Responda, por favor, a estas perguntas sobre o texto das exonerações:
(a) Em que data se realizou a 12.ª Sessão Ordinária do Conselho de Ministros?
(b) Desde que ano dirigia Ana Isabel Senda Coanai o IGEPE?
(c) Quem foi nomeado para liderar a ENH?

Texto apresentado
▼

Três presidentes de conselhos de administração substituídos em simultâneo. No caso do IGEPE, a saída de Ana Coanai encerra uma liderança de uma década. Na ENH, Ludovina Bernardo deixa o cargo menos de um ano após a posse.
A 12.ª Sessão Ordinária do Conselho de Ministros, realizada a 6 de Maio, formalizou a substituição simultânea dos presidentes dos conselhos de administração de três entidades públicas com peso significativo na arquitectura económica do Estado: o Instituto de Gestão das Participações do Estado (IGEPE), a Empresa Nacional de Hidrocarbonetos (ENH) e o Fundo de Fomento e Habitação (FFH).
A mudança de maior impacto institucional é a do IGEPE. Ana Isabel Senda Coanai, que dirigia o instituto desde 2015, foi exonerada após mais de uma década à frente da entidade responsável pela gestão das participações financeiras do Estado resultantes do processo de reestruturação do sector empresarial público. O seu mandato, renovado em 2020, havia caducado em 2025. Em seu lugar, o Executivo nomeou Danilo Mussá Nalá.
Na ENH, a exoneração de Ludovina Bernardo é a mais breve da série. Empossada em Agosto de 2024, a gestora estava no cargo há menos de dez meses. Antes de assumir a presidência da petrolífera pública, exercera funções de vice-ministra da Indústria e Comércio. O Governo nomeou Rudêncio Morais para liderar a empresa.

▲

[Linhas de uma recolha de dados]
▼

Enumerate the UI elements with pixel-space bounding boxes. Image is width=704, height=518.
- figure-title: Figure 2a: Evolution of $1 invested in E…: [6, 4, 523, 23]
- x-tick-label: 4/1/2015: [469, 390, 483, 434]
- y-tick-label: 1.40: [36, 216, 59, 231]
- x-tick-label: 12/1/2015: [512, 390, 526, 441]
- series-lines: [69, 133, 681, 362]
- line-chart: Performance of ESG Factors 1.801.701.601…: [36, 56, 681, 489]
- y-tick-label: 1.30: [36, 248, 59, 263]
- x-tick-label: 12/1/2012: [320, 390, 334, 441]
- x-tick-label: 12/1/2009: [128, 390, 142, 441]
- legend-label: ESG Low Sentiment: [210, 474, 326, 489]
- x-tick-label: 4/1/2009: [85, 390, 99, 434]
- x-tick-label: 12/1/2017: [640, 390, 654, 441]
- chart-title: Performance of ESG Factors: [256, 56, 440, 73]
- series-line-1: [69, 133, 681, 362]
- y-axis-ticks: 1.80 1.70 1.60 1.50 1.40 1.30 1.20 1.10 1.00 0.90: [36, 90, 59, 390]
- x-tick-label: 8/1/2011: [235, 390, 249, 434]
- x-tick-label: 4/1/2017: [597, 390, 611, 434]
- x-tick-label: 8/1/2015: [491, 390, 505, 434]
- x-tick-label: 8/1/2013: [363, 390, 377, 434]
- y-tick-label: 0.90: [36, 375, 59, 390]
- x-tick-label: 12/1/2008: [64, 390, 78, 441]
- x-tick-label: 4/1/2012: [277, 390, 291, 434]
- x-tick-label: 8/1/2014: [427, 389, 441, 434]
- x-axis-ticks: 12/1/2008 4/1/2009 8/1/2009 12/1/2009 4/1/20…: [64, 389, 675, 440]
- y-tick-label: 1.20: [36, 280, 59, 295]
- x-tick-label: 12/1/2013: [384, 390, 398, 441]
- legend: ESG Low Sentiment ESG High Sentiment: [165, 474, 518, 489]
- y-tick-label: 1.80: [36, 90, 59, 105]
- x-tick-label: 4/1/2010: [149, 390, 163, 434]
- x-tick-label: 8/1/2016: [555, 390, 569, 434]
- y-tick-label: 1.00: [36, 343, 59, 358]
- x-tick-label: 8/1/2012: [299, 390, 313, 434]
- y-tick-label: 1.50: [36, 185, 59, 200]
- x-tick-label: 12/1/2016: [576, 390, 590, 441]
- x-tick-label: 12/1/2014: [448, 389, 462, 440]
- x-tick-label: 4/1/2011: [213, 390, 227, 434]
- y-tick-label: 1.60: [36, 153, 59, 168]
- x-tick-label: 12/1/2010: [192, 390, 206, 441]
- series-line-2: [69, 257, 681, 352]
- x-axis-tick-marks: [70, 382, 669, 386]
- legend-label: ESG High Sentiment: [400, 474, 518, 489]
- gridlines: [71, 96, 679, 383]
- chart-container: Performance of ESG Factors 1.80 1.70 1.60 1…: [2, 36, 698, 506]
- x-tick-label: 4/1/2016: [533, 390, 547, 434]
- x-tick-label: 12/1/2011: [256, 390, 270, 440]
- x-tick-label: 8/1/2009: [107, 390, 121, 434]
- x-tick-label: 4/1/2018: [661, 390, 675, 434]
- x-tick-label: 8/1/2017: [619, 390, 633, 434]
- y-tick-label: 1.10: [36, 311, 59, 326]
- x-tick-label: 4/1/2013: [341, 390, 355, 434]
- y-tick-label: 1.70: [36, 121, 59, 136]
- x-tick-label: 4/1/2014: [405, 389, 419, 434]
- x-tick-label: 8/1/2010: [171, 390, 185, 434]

▲

Resposta
(a) A 6 de Maio.
(b) Desde 2015.
(c) Rudêncio Morais.